LISTED RECORDS:

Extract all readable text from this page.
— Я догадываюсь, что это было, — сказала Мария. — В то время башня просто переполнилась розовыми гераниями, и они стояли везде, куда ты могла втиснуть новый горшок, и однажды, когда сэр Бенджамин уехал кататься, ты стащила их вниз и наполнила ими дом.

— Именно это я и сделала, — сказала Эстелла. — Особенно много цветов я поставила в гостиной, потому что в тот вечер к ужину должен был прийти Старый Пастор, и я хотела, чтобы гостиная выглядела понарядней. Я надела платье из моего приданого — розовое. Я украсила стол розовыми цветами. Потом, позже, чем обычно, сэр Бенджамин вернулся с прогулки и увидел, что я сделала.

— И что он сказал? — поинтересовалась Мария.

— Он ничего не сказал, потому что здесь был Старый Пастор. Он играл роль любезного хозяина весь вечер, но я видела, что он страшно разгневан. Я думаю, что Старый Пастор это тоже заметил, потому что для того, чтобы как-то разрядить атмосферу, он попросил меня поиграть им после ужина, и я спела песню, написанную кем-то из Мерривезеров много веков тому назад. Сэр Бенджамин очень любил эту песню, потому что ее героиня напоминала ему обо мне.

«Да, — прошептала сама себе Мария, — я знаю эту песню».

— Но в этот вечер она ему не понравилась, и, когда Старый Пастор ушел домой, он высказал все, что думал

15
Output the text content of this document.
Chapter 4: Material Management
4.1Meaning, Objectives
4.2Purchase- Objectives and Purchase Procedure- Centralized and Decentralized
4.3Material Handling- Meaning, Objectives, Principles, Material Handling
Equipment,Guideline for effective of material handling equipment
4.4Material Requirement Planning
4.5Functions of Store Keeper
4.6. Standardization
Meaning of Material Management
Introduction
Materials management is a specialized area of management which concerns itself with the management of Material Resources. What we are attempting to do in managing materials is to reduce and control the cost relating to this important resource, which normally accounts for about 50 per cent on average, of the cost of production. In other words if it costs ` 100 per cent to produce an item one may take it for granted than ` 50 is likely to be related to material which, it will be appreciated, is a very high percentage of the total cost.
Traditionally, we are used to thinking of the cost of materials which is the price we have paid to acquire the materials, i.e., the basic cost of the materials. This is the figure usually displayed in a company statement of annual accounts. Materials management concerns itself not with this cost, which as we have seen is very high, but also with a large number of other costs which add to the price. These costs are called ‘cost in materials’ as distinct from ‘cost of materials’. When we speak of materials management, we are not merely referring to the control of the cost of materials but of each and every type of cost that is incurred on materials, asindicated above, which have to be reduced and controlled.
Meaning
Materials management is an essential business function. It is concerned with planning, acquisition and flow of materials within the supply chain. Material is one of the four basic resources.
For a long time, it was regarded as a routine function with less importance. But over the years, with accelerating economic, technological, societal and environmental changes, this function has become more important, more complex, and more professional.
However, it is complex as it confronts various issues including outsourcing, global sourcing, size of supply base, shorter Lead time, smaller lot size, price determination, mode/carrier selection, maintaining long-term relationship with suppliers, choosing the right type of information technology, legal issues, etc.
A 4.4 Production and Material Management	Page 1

WHAT IS REQUIRED:
Write out every line from the records above, word for word.

EXERCISE SOLUTION:
Extract all readable text from this page.
— Я догадываюсь, что это было, — сказала Мария. — В то время башня просто переполнилась розовыми гераниями, и они стояли везде, куда ты могла втиснуть новый горшок, и однажды, когда сэр Бенджамин уехал кататься, ты стащила их вниз и наполнила ими дом.

— Именно это я и сделала, — сказала Эстелла. — Особенно много цветов я поставила в гостиной, потому что в тот вечер к ужину должен был прийти Старый Пастор, и я хотела, чтобы гостиная выглядела понарядней. Я надела платье из моего приданого — розовое. Я украсила стол розовыми цветами. Потом, позже, чем обычно, сэр Бенджамин вернулся с прогулки и увидел, что я сделала.

— И что он сказал? — поинтересовалась Мария.

— Он ничего не сказал, потому что здесь был Старый Пастор. Он играл роль любезного хозяина весь вечер, но я видела, что он страшно разгневан. Я думаю, что Старый Пастор это тоже заметил, потому что для того, чтобы как-то разрядить атмосферу, он попросил меня поиграть им после ужина, и я спела песню, написанную кем-то из Мерривезеров много веков тому назад. Сэр Бенджамин очень любил эту песню, потому что ее героиня напоминала ему обо мне.

«Да, — прошептала сама себе Мария, — я знаю эту песню».

— Но в этот вечер она ему не понравилась, и, когда Старый Пастор ушел домой, он высказал все, что думал

15
Output the text content of this document.
Chapter 4: Material Management
4.1Meaning, Objectives
4.2Purchase- Objectives and Purchase Procedure- Centralized and Decentralized
4.3Material Handling- Meaning, Objectives, Principles, Material Handling
Equipment,Guideline for effective of material handling equipment
4.4Material Requirement Planning
4.5Functions of Store Keeper
4.6. Standardization
Meaning of Material Management
Introduction
Materials management is a specialized area of management which concerns itself with the management of Material Resources. What we are attempting to do in managing materials is to reduce and control the cost relating to this important resource, which normally accounts for about 50 per cent on average, of the cost of production. In other words if it costs ` 100 per cent to produce an item one may take it for granted than ` 50 is likely to be related to material which, it will be appreciated, is a very high percentage of the total cost.
Traditionally, we are used to thinking of the cost of materials which is the price we have paid to acquire the materials, i.e., the basic cost of the materials. This is the figure usually displayed in a company statement of annual accounts. Materials management concerns itself not with this cost, which as we have seen is very high, but also with a large number of other costs which add to the price. These costs are called ‘cost in materials’ as distinct from ‘cost of materials’. When we speak of materials management, we are not merely referring to the control of the cost of materials but of each and every type of cost that is incurred on materials, asindicated above, which have to be reduced and controlled.
Meaning
Materials management is an essential business function. It is concerned with planning, acquisition and flow of materials within the supply chain. Material is one of the four basic resources.
For a long time, it was regarded as a routine function with less importance. But over the years, with accelerating economic, technological, societal and environmental changes, this function has become more important, more complex, and more professional.
However, it is complex as it confronts various issues including outsourcing, global sourcing, size of supply base, shorter Lead time, smaller lot size, price determination, mode/carrier selection, maintaining long-term relationship with suppliers, choosing the right type of information technology, legal issues, etc.
A 4.4 Production and Material Management	Page 1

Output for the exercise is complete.